# START OF Supplied records
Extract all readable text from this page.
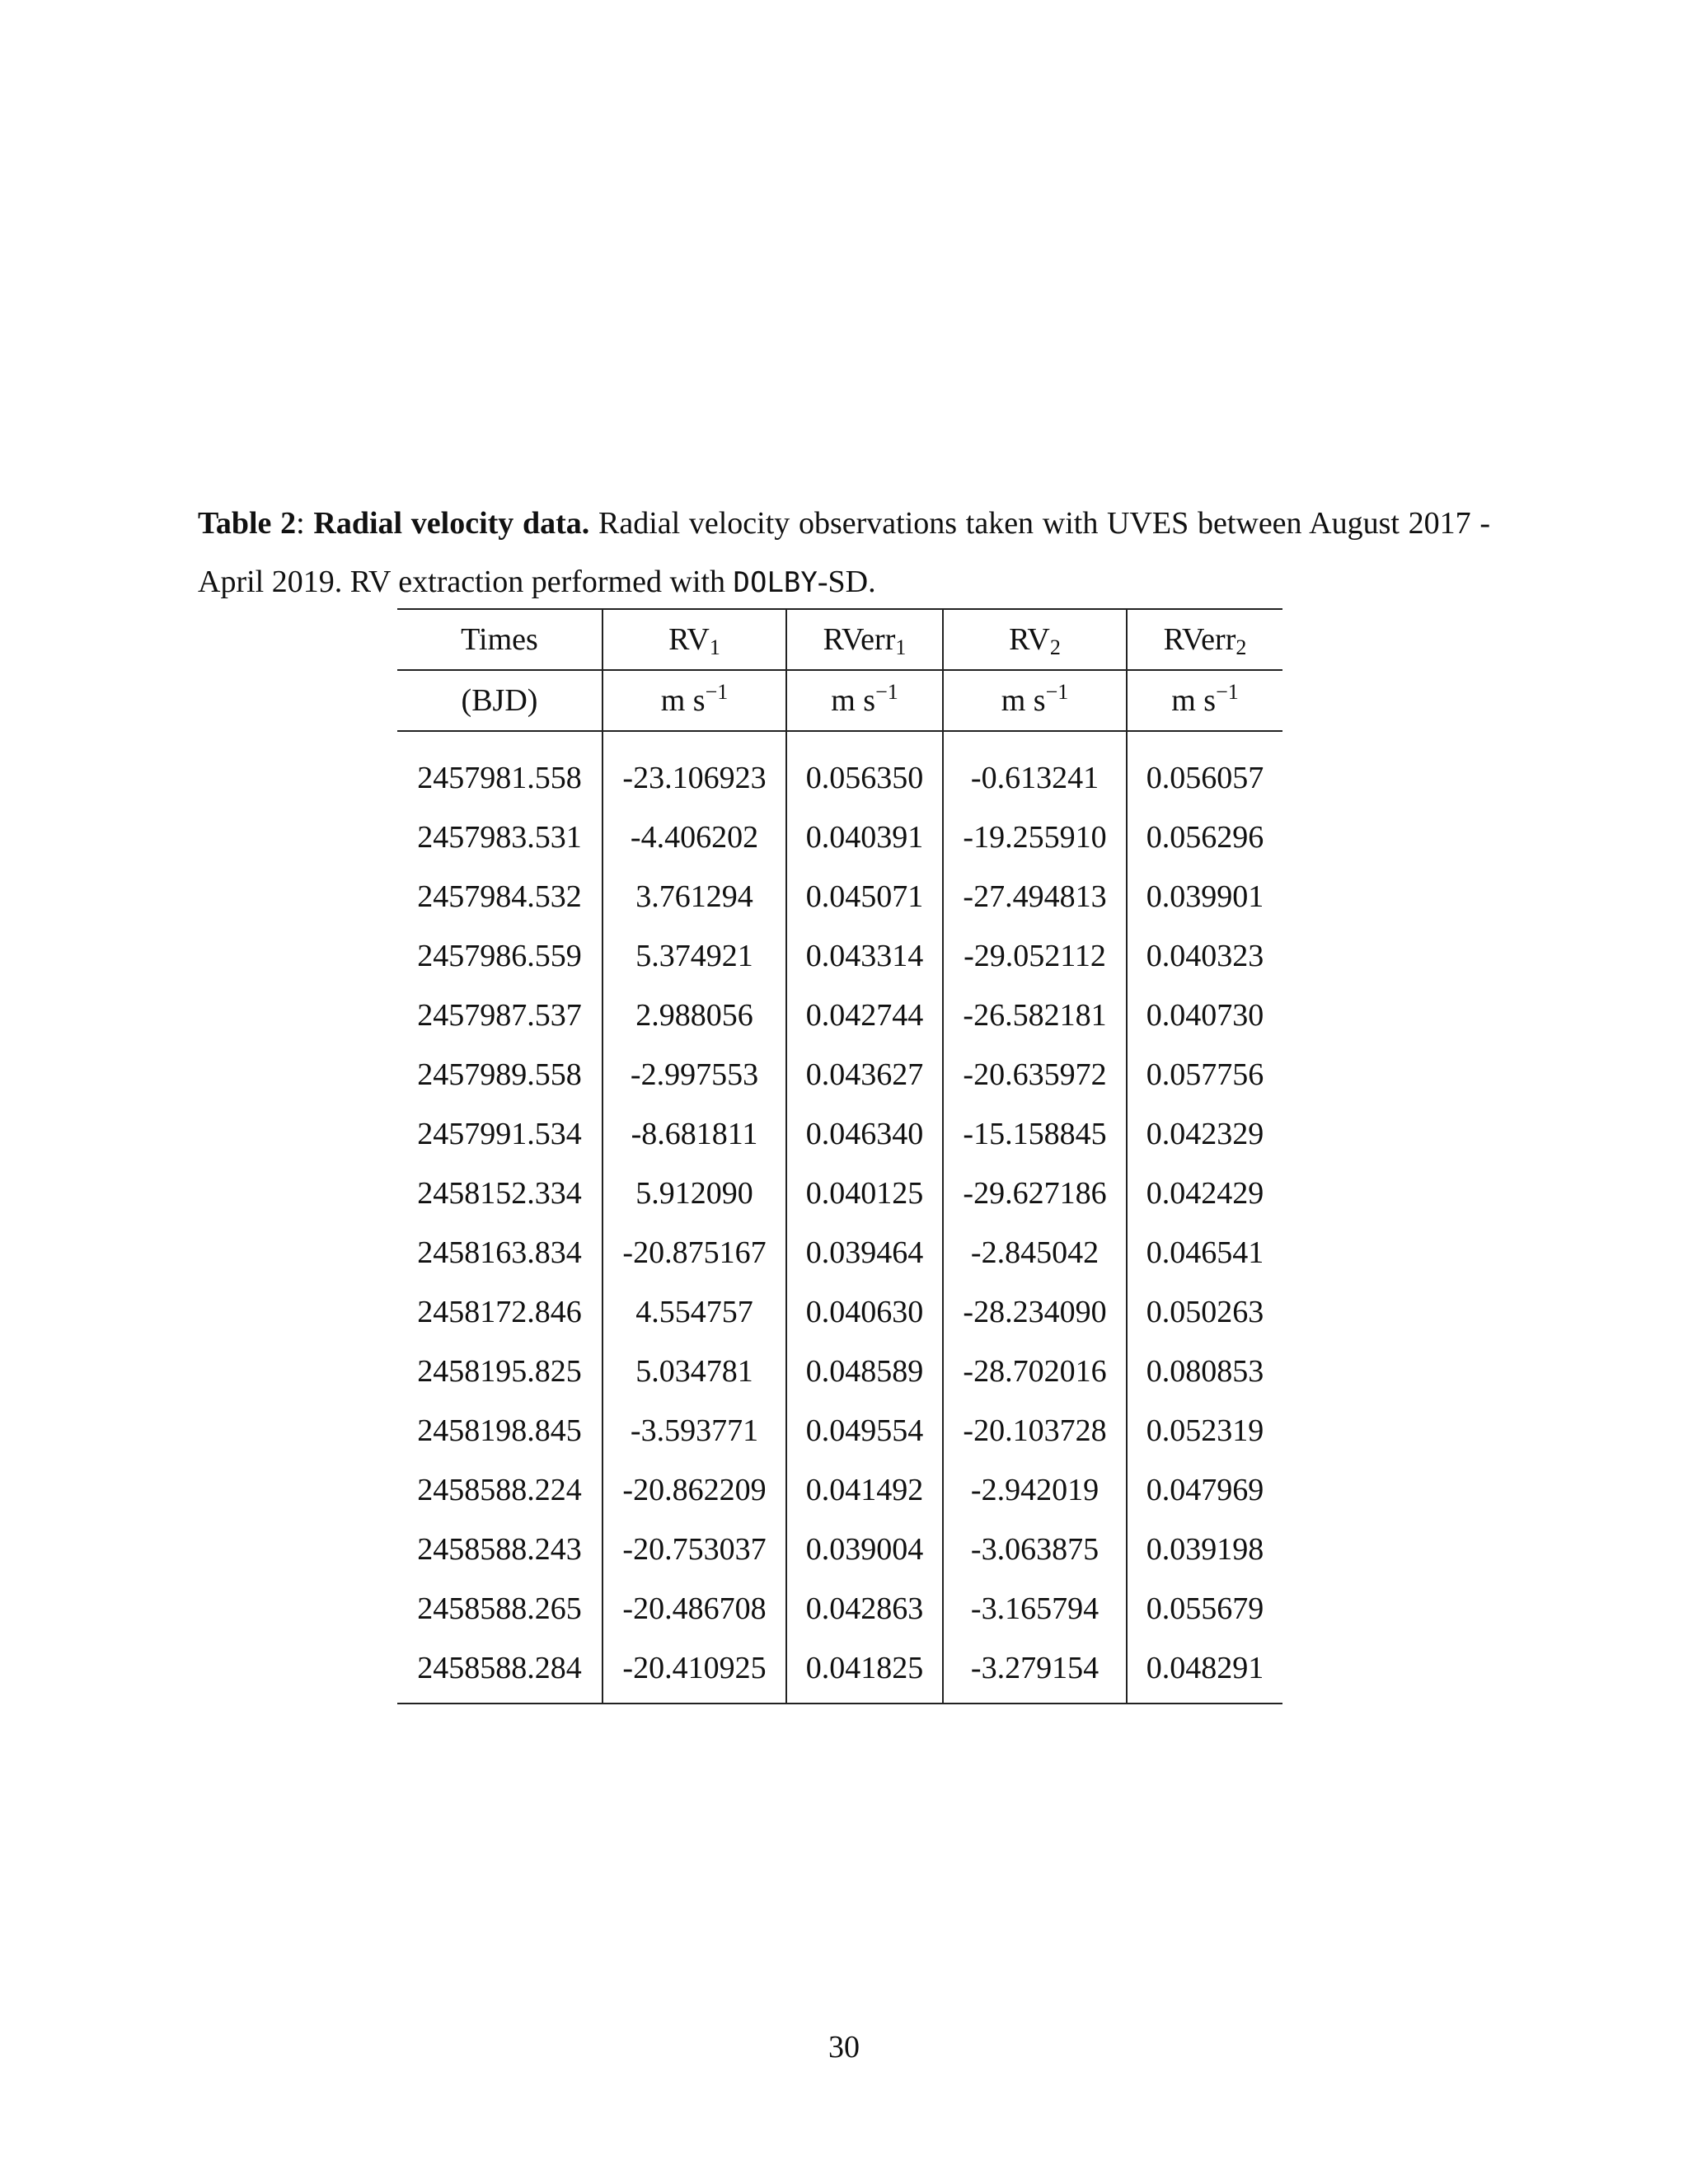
Table 2: Radial velocity data. Radial velocity observations taken with UVES between August 2017 - April 2019. RV extraction performed with DOLBY-SD.
Times	$RV_1$	RVerr$_1$	$RV_2$	RVerr$_2$
(BJD)	m $s^{-1}$	m $s^{-1}$	m $s^{-1}$	m $s^{-1}$
2457981.558	-23.106923	0.056350	-0.613241	0.056057
2457983.531	-4.406202	0.040391	-19.255910	0.056296
2457984.532	3.761294	0.045071	-27.494813	0.039901
2457986.559	5.374921	0.043314	-29.052112	0.040323
2457987.537	2.988056	0.042744	-26.582181	0.040730
2457989.558	-2.997553	0.043627	-20.635972	0.057756
2457991.534	-8.681811	0.046340	-15.158845	0.042329
2458152.334	5.912090	0.040125	-29.627186	0.042429
2458163.834	-20.875167	0.039464	-2.845042	0.046541
2458172.846	4.554757	0.040630	-28.234090	0.050263
2458195.825	5.034781	0.048589	-28.702016	0.080853
2458198.845	-3.593771	0.049554	-20.103728	0.052319
2458588.224	-20.862209	0.041492	-2.942019	0.047969
2458588.243	-20.753037	0.039004	-3.063875	0.039198
2458588.265	-20.486708	0.042863	-3.165794	0.055679
2458588.284	-20.410925	0.041825	-3.279154	0.048291
30
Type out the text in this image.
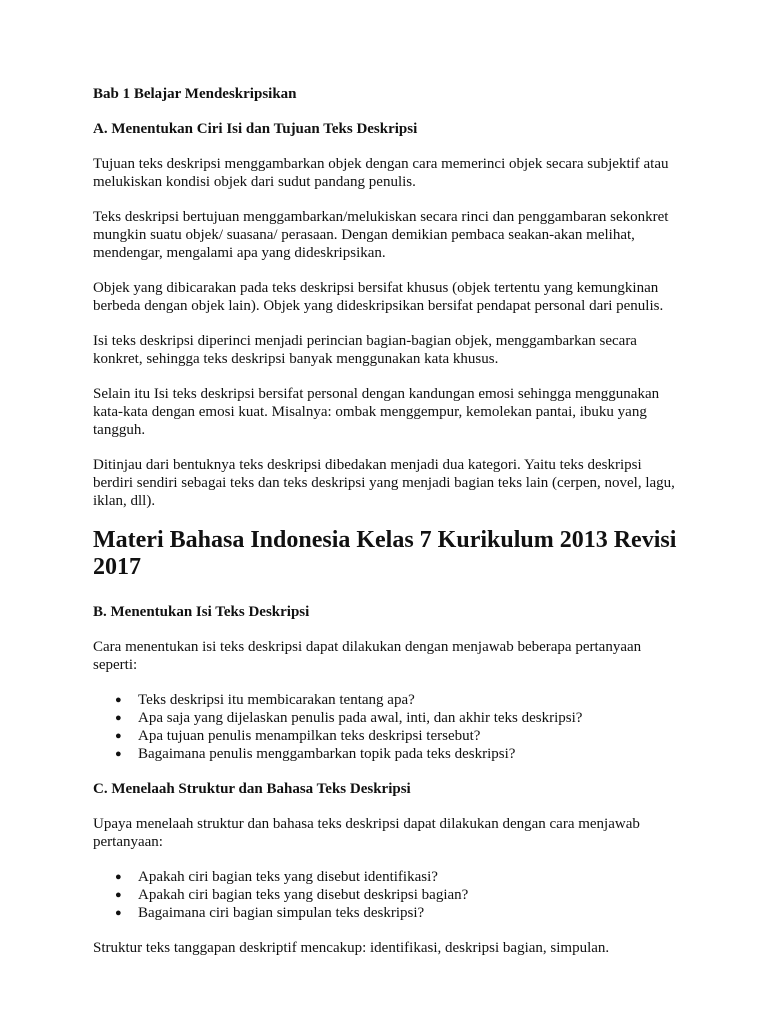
Bab 1 Belajar Mendeskripsikan

A. Menentukan Ciri Isi dan Tujuan Teks Deskripsi

Tujuan teks deskripsi menggambarkan objek dengan cara memerinci objek secara subjektif atau melukiskan kondisi objek dari sudut pandang penulis.

Teks deskripsi bertujuan menggambarkan/melukiskan secara rinci dan penggambaran sekonkret mungkin suatu objek/ suasana/ perasaan. Dengan demikian pembaca seakan-akan melihat, mendengar, mengalami apa yang dideskripsikan.

Objek yang dibicarakan pada teks deskripsi bersifat khusus (objek tertentu yang kemungkinan berbeda dengan objek lain). Objek yang dideskripsikan bersifat pendapat personal dari penulis.

Isi teks deskripsi diperinci menjadi perincian bagian-bagian objek, menggambarkan secara konkret, sehingga teks deskripsi banyak menggunakan kata khusus.

Selain itu Isi teks deskripsi bersifat personal dengan kandungan emosi sehingga menggunakan kata-kata dengan emosi kuat. Misalnya: ombak menggempur, kemolekan pantai, ibuku yang tangguh.

Ditinjau dari bentuknya teks deskripsi dibedakan menjadi dua kategori. Yaitu teks deskripsi berdiri sendiri sebagai teks dan teks deskripsi yang menjadi bagian teks lain (cerpen, novel, lagu, iklan, dll).

Materi Bahasa Indonesia Kelas 7 Kurikulum 2013 Revisi 2017
B. Menentukan Isi Teks Deskripsi

Cara menentukan isi teks deskripsi dapat dilakukan dengan menjawab beberapa pertanyaan seperti:

● Teks deskripsi itu membicarakan tentang apa?
● Apa saja yang dijelaskan penulis pada awal, inti, dan akhir teks deskripsi?
● Apa tujuan penulis menampilkan teks deskripsi tersebut?
● Bagaimana penulis menggambarkan topik pada teks deskripsi?
C. Menelaah Struktur dan Bahasa Teks Deskripsi

Upaya menelaah struktur dan bahasa teks deskripsi dapat dilakukan dengan cara menjawab pertanyaan:

● Apakah ciri bagian teks yang disebut identifikasi?
● Apakah ciri bagian teks yang disebut deskripsi bagian?
● Bagaimana ciri bagian simpulan teks deskripsi?

Struktur teks tanggapan deskriptif mencakup: identifikasi, deskripsi bagian, simpulan.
# END OF Supplied records
§ Exercise:
Pick out lines containing the word "identifikasi", each one as written.

§ Answer in full:
● Apakah ciri bagian teks yang disebut identifikasi?
Struktur teks tanggapan deskriptif mencakup: identifikasi, deskripsi bagian, simpulan.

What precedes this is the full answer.